## YOUR TASK
Copy out the listing exactly.
========
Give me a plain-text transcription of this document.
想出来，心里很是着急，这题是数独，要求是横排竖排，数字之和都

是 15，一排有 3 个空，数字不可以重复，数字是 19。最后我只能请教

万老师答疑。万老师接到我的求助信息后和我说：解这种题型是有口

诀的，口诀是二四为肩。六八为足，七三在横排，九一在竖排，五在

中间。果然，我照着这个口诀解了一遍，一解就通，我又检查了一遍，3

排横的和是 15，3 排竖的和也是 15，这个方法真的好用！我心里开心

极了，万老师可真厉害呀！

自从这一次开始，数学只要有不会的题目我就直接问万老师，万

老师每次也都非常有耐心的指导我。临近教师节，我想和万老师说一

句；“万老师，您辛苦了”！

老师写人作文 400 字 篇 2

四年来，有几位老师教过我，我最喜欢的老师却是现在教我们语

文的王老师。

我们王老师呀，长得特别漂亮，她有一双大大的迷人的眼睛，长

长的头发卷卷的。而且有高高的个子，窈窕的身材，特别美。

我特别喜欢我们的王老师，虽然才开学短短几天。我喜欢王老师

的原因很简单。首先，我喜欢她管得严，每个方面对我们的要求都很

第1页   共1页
========
## CORRECT RESPONSE
Give me a plain-text transcription of this document.
想出来，心里很是着急，这题是数独，要求是横排竖排，数字之和都

是 15，一排有 3 个空，数字不可以重复，数字是 19。最后我只能请教

万老师答疑。万老师接到我的求助信息后和我说：解这种题型是有口

诀的，口诀是二四为肩。六八为足，七三在横排，九一在竖排，五在

中间。果然，我照着这个口诀解了一遍，一解就通，我又检查了一遍，3

排横的和是 15，3 排竖的和也是 15，这个方法真的好用！我心里开心

极了，万老师可真厉害呀！

自从这一次开始，数学只要有不会的题目我就直接问万老师，万

老师每次也都非常有耐心的指导我。临近教师节，我想和万老师说一

句；“万老师，您辛苦了”！

老师写人作文 400 字 篇 2

四年来，有几位老师教过我，我最喜欢的老师却是现在教我们语

文的王老师。

我们王老师呀，长得特别漂亮，她有一双大大的迷人的眼睛，长

长的头发卷卷的。而且有高高的个子，窈窕的身材，特别美。

我特别喜欢我们的王老师，虽然才开学短短几天。我喜欢王老师

的原因很简单。首先，我喜欢她管得严，每个方面对我们的要求都很

第1页   共1页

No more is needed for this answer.